---------- TEXTE EXTRAIT ----------

6. S'il n'y a point de vide (1), on peut compter que tout notre tourbillon solaire n'est qu'un grand fluide ;

car il ne contient de corps solides que le soleil, qui ne l'est peut-être pas entièrement, six planètes principales et dix subalternes; et tout cela ensemble, comparé à la masse d'un globe qui a pour rayon trois cent millions de lieues (3), se trouvera n'être qu'un atôme : et que sera-ce si le tourbillon s'étend au-delà de Saturne.

7. Je ne suppose aucune attraction, mais seulement les lois du mouvement reconnues par tous les philosophes, non que la matière une fois créée, et ayant reçu du Créateur une première impression de mouvement dans toutes ses parties, je croie qu'elle pût en un temps quelconque, et même infini, se mettre, en vertu des seules lois du mouvement, dans l'état où nous voyons aujourd'hui l'univers : cela n'est non plus concevable qu'il le serait que toutes les parties d'une pendule, détachées les unes des autres, et les parties de ces parties, à force d'être agitées toutes ensemble, vinssent enfin à s'arranger de manière qu'elles formassent une pendule régulière. Il faut que la main de l'horloger s'applique à l'ouvrage, et que cette main soit conduite avec beaucoup d'intelligence. Il ne fera rien que selon les lois du mouvement: mais ces lois seules n'eussent pas fait par elles-mêmes ce qu'il fera. L'application de ceci à l'univers et à son auteur se présentera bien aisément.

---------- LISTING EXTRAIT ----------

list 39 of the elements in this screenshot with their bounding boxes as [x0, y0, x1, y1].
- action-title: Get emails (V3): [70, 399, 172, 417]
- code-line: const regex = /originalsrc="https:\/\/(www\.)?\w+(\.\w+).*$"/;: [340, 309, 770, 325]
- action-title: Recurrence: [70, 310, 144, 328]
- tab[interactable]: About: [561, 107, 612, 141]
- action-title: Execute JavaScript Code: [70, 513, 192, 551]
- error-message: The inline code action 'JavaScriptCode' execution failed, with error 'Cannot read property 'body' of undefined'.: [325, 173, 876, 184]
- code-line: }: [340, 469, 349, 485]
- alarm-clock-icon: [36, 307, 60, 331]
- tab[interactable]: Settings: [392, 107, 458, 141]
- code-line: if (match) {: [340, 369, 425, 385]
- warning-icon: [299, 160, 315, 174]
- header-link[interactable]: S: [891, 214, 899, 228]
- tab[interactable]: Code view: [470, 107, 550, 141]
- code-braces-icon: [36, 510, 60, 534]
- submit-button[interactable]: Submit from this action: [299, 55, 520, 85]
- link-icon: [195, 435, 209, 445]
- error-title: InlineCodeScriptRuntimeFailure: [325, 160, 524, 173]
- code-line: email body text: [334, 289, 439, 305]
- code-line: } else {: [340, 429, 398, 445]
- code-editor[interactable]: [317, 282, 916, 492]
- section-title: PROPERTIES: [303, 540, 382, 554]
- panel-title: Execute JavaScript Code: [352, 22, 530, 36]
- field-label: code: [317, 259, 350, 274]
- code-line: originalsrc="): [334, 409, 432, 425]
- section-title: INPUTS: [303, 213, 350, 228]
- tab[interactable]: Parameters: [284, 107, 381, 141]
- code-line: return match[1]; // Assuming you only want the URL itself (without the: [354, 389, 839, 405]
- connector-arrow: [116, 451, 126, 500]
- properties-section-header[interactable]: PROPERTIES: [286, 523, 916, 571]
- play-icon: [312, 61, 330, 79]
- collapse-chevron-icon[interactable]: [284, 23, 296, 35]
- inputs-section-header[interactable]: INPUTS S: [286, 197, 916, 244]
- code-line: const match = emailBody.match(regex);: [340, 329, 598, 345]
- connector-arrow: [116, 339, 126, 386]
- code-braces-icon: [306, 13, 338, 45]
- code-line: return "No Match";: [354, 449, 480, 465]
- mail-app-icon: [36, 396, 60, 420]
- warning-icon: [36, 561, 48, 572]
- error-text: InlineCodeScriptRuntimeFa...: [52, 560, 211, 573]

----------
---------- LISTING EXTRAIT ----------

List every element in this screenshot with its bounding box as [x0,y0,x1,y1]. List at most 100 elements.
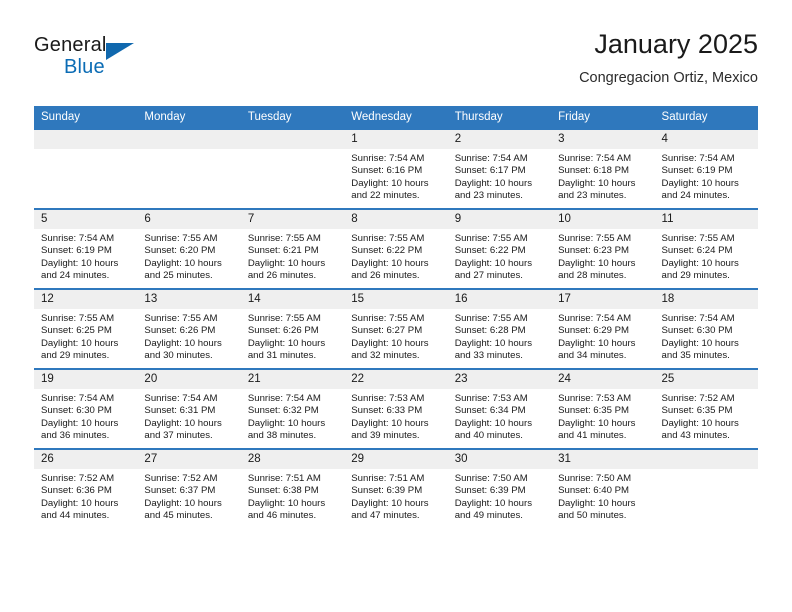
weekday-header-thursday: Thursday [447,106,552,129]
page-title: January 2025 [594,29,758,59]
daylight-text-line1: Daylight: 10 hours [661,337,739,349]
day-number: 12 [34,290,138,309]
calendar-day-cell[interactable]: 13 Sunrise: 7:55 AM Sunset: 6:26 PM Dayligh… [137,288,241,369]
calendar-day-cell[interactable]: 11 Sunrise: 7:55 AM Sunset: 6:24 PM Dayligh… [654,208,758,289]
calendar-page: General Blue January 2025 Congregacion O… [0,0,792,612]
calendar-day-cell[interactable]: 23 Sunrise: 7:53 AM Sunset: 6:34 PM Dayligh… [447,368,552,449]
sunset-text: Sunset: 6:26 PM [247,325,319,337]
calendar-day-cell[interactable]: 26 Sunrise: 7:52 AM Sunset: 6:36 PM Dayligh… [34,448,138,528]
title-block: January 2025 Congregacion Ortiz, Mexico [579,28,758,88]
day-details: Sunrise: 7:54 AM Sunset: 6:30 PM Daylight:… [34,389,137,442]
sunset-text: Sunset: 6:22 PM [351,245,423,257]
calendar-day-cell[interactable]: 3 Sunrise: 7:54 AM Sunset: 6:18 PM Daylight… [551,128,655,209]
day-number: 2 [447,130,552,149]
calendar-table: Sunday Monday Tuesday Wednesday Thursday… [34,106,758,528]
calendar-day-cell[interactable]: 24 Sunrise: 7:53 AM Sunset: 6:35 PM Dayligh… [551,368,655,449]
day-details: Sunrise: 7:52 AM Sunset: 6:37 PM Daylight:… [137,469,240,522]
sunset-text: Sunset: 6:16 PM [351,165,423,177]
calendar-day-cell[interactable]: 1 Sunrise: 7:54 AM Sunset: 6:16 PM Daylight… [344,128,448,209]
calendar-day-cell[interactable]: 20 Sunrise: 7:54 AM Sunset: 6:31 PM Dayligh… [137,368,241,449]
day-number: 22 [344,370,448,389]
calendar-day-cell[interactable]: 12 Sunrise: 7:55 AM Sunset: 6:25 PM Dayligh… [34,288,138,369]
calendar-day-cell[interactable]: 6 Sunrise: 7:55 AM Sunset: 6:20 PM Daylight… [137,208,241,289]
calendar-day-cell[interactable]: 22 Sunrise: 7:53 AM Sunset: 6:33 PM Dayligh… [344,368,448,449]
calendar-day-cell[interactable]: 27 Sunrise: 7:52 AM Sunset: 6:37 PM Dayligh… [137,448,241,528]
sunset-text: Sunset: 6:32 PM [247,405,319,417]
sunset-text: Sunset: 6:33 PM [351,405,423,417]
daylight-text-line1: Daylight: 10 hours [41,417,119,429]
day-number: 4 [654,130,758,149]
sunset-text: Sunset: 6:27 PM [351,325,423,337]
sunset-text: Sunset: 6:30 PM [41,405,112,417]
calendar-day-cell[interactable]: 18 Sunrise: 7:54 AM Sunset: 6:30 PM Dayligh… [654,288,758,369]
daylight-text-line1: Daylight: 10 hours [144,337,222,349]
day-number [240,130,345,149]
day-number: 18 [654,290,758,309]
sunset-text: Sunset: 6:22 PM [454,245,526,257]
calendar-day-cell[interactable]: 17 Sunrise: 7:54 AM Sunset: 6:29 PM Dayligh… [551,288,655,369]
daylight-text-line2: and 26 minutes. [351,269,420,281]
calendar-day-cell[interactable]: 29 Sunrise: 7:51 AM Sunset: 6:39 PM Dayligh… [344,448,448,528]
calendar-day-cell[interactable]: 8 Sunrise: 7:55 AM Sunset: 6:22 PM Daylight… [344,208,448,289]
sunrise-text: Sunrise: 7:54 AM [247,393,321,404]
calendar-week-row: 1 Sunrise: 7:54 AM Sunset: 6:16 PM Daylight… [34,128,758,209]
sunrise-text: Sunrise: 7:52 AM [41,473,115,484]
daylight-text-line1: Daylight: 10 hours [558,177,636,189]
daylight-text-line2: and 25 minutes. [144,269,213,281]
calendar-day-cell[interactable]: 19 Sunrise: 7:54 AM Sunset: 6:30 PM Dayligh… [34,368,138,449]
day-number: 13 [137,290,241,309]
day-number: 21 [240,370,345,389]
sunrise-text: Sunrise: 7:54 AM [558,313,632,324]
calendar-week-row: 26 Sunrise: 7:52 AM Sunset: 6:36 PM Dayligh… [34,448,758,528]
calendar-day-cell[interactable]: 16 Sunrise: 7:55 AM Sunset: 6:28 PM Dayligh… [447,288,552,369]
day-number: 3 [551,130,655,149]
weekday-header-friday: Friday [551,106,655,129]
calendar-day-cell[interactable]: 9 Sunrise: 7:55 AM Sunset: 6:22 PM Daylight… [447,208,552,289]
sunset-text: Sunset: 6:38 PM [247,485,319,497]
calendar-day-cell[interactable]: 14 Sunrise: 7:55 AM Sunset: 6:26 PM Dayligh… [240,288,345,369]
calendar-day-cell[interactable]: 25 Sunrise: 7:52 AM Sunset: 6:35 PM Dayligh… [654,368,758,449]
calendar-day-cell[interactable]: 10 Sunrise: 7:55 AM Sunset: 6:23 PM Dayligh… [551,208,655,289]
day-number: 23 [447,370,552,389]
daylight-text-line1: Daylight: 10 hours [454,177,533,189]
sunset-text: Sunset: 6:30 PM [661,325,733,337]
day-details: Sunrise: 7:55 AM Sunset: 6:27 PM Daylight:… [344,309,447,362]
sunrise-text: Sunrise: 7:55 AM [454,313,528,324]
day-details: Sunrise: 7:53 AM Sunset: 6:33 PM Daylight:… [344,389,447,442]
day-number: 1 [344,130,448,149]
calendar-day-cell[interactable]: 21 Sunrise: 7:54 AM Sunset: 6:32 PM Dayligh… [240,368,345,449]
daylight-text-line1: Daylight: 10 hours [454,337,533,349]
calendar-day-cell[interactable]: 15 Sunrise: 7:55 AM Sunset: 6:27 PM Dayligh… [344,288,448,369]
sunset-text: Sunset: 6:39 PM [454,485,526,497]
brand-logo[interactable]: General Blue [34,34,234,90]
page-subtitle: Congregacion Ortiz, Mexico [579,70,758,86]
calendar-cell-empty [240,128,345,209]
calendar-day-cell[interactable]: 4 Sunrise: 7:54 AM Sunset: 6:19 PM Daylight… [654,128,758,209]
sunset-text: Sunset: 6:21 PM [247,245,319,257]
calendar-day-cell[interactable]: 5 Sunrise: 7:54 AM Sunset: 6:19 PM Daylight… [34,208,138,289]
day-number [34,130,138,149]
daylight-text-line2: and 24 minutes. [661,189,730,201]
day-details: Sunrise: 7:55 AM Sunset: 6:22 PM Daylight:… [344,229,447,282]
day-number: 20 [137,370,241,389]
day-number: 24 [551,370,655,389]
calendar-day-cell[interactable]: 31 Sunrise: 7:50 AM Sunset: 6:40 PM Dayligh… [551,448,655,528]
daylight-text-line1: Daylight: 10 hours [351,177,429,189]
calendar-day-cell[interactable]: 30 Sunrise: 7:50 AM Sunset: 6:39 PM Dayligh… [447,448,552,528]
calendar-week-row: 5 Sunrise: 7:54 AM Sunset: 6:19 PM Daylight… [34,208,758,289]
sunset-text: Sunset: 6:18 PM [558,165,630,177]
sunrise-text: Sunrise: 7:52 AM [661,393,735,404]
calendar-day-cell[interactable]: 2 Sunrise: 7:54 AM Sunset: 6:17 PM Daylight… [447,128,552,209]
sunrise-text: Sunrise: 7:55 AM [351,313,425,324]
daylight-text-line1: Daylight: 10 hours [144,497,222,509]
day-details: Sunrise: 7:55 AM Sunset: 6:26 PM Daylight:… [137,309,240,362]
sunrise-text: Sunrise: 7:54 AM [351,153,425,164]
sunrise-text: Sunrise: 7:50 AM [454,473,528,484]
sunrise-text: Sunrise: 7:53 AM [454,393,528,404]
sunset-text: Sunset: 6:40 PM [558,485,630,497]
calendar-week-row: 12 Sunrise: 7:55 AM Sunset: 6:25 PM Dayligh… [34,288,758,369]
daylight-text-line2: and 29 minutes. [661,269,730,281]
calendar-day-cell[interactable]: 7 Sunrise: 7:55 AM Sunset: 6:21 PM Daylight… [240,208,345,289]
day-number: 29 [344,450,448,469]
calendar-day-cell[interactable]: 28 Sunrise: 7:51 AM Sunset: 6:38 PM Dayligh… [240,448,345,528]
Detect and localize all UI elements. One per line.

----------
---------- LISTING EXTRAIT ----------

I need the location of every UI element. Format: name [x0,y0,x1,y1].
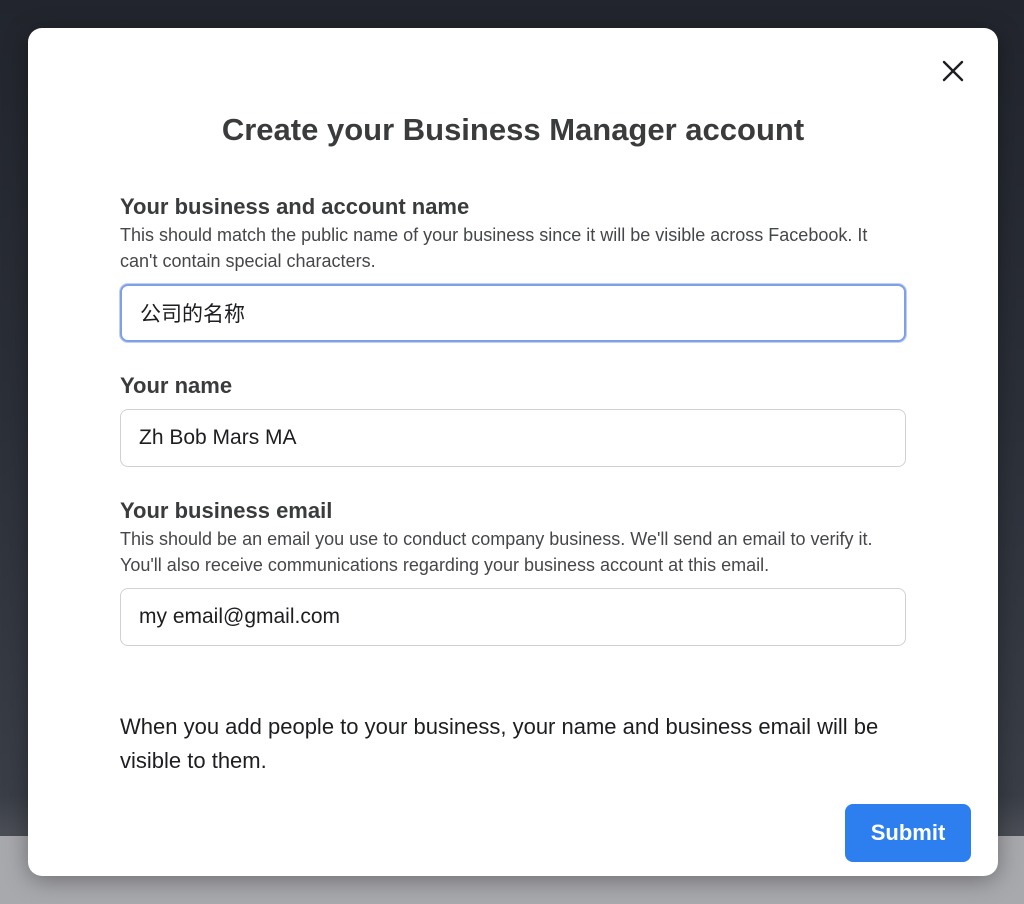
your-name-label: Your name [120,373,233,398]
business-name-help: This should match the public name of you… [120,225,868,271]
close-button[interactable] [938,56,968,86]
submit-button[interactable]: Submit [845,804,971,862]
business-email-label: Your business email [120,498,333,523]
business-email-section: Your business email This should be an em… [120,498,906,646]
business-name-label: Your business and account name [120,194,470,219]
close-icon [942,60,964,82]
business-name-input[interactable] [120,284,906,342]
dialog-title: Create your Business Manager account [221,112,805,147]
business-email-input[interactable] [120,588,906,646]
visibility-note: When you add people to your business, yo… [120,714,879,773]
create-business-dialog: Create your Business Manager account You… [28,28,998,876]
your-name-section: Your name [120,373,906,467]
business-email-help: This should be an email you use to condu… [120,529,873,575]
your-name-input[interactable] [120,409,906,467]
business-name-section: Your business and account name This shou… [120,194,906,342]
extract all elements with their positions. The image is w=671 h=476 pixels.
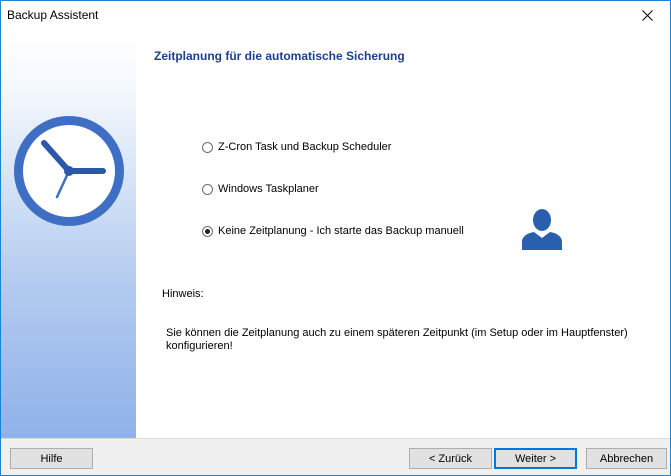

----------

CONSIGNE |
Reproduisez le passage du texte extrait qui commence à « 6. S'il n'y » et se termine à « au-delà de Saturne. ». Le listing est un matériau distinct du texte extrait.

EXERCICE CORRIGÉ |
6. S'il n'y a point de vide (1), on peut compter que tout notre tourbillon solaire n'est qu'un grand fluide ;

car il ne contient de corps solides que le soleil, qui ne l'est peut-être pas entièrement, six planètes principales et dix subalternes; et tout cela ensemble, comparé à la masse d'un globe qui a pour rayon trois cent millions de lieues (3), se trouvera n'être qu'un atôme : et que sera-ce si le tourbillon s'étend au-delà de Saturne.